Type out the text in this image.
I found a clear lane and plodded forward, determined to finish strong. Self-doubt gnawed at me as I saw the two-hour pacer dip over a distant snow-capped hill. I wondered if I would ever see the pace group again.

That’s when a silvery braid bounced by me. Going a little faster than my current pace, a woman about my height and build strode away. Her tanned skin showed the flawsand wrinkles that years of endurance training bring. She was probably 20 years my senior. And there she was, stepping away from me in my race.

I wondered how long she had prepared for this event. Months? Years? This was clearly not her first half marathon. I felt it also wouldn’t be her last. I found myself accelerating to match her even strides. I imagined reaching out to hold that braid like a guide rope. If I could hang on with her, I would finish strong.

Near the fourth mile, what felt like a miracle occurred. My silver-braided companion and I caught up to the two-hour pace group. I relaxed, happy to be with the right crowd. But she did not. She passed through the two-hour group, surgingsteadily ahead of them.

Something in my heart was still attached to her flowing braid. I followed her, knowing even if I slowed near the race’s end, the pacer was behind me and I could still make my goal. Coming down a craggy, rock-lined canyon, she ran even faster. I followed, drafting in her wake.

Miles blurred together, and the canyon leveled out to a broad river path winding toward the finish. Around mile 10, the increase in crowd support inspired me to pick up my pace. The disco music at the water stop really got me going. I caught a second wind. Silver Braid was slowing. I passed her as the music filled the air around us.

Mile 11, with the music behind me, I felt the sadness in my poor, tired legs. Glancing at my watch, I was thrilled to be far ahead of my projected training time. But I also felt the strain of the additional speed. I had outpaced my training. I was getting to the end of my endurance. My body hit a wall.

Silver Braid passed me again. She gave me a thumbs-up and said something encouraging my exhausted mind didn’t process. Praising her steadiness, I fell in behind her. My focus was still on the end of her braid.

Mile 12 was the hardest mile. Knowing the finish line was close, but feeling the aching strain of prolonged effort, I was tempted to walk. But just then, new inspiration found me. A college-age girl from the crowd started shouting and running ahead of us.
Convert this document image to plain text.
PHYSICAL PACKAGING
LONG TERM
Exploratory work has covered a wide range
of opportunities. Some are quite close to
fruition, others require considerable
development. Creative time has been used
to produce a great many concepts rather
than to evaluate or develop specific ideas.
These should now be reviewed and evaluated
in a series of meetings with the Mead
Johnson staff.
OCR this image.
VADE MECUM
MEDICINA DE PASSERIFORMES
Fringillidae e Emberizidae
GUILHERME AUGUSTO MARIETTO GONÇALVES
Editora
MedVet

- - - - -

The exercise — Give only the number of lines in the material above that include the word "strain".

Task result — 2